● Problem 1:
According to the overview of unified memory frameworks, what speedup does automatic BLAS offloading yield in quantum chemistry and physics codes?
● Problem 2:
Pick up the overview of unified memory frameworks after its last sentence and carry it forward.

*** Excerpt ***

Comparative Table: LLM–Agent Memory Frameworks

Framework Unified Memory Model Key Memory Operations
AgeMem (Yu et al., 5 Jan 2026) STM+LTM in agent state, tool API Add, Retrieve, Filter, Summarize
UMEM (Ye et al., 11 Feb 2026) Joint extraction+management Add, Update
MemEngine (Zhang et al., 4 May 2025) Slot abstraction, unified API Store, Recall, Manage

5. Unified Operation Languages and Formal Specifications

Text2Mem (Wang et al., 14 Sep 2025) advocates for a schema-driven, formally specified memory operation language. This framework defines a core set of expressive, mutually exclusive operations (encode, update, promote, demote, split, lock, expire, retrieve, summarize, etc.), each as a JSON schema instance with semantic invariants (e.g., locked items can’t be deleted, expire requires a TTL), parser-based NL→operation mapping, validators, adapters to standard memory backends (SQL prototypes, MemGPT, etc.), and a unified execution contract for result reporting. Such formalization enables cross-system safety, determinism, and portability, as well as throughput- and correctness-oriented benchmarking via Text2Mem Bench.

6. Application Domains and Impact

Unified memory frameworks have demonstrable impact across several domains:

  • Deep learning scaling: Transparent tiered migration and unified address spaces allow large-model training beyond GPU DRAM, with >90% of ideal throughput and up to 1.75× speedup over contemporary schemes (Zhang et al., 2023).
  • High-performance computing and scientific applications: Automatic, transparent BLAS offloading drastically reduces code porting effort and amortizes data migration cost, yielding 1.9–3.0× speedup in quantum chemistry/physics codes (Li et al., 2024, Li, 2024).
  • LLM Agents: Unified agentic memory models allow RL-driven, end-to-end optimization yielding higher memory quality, improved reasoning accuracy, and reduced prompt context redundancy (Yu et al., 5 Jan 2026, Ye et al., 11 Feb 2026).
  • Multi-Robot Collaboration: RoboOS-NeXT (Tan et al., 30 Oct 2025) establishes a shared Spatio-Temporal-Embodiment Memory (STEM), enabling lifelong adaptivity, robust failure recovery, and scalable parallelism in multi-robot teams.

*** End of Excerpt ***
*** Material provided ***

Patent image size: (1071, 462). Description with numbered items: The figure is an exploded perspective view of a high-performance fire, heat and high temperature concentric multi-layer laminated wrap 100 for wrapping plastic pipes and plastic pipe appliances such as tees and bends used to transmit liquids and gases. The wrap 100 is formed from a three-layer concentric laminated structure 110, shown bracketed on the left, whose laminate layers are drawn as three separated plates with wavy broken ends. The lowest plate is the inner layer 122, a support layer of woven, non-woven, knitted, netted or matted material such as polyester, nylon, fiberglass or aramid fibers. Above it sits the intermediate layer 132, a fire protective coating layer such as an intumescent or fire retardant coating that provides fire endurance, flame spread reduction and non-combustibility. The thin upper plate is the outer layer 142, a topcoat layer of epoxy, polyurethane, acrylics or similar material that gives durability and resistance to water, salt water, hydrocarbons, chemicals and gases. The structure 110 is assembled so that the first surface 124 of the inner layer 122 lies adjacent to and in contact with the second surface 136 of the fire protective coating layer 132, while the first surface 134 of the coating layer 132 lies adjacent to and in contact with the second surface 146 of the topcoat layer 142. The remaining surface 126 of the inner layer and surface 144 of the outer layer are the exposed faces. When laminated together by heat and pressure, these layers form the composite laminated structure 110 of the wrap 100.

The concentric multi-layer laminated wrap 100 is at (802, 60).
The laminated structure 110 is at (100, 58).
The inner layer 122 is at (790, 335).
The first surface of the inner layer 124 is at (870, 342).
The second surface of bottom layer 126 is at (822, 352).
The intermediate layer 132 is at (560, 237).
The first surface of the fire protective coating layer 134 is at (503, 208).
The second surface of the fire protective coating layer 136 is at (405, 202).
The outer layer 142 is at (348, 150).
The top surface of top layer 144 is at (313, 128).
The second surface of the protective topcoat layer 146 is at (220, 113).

*** End of Material provided ***

● Task answer 1:
A speedup of 1.9–3.0×.

● Task answer 2:
  • Dialog and Knowledge Memory: The unified framework for dialog memory (Hu et al., 3 Jan 2026) shows that key representation, maintenance, and retrieval policies—more than dependence on particular graph vs. flat memory architecture—dominate performance.

7. Limitations, Open Problems, and Future Directions

Unified memory frameworks, while addressing many scalability and usability barriers, face open challenges:

  • Policy generalization: Current predictive migration/classification models depend on patterns seen during profiling; dynamically emerging access signatures pose adaptation challenges (Long et al., 2022, Zhang et al., 2023).
  • Hardware–software co-design: Efficient silicon implementation of model-driven schedulers, as well as fine-grained page and buffer alignment, is still a moving target (Li, 2024).
  • Operational extensions: Richer memory operations (merging, snapshotting, structured summarization), learned or adaptive schemas, and cross-agent or multi-device coherency remain active areas (as in Text2Mem (Wang et al., 14 Sep 2025), RoboOS-NeXT (Tan et al., 30 Oct 2025)).
  • Compositionality and abstraction: Unifying across sequence, graph, and hierarchy at both system and model levels is under ongoing study, notably in LLM memory (Zhang et al., 4 May 2025), dialog frameworks (Hu et al., 3 Jan 2026), and world models (Dong et al., 9 Oct 2025).

Emerging trends include on-hardware AI accelerators for memory management (Long et al., 2022), multi-tier plug-and-play memory backends, ongoing formalization of cross-platform memory operation languages, and increasing generalization of agentic memory via semantic and group-level objectives.


In summary, unified memory frameworks—spanning compute systems, memory management algorithms, agentic memory, and operation languages—support scalable, efficient, and portable compute and intelligence across contemporary architectures and agentic platforms. They integrate heterogeneous memory tiers or cognitive memory modalities, leveraging predictive migration, learned scheduling, and formal operation interfaces to bridge the gap between hardware, algorithms, and agentic memory-centric AI (Schieffer et al., 2024, Seo et al., 2024, Zhang et al., 2023, Yu et al., 5 Jan 2026, Ye et al., 11 Feb 2026, Dong et al., 9 Oct 2025, Wang et al., 14 Sep 2025).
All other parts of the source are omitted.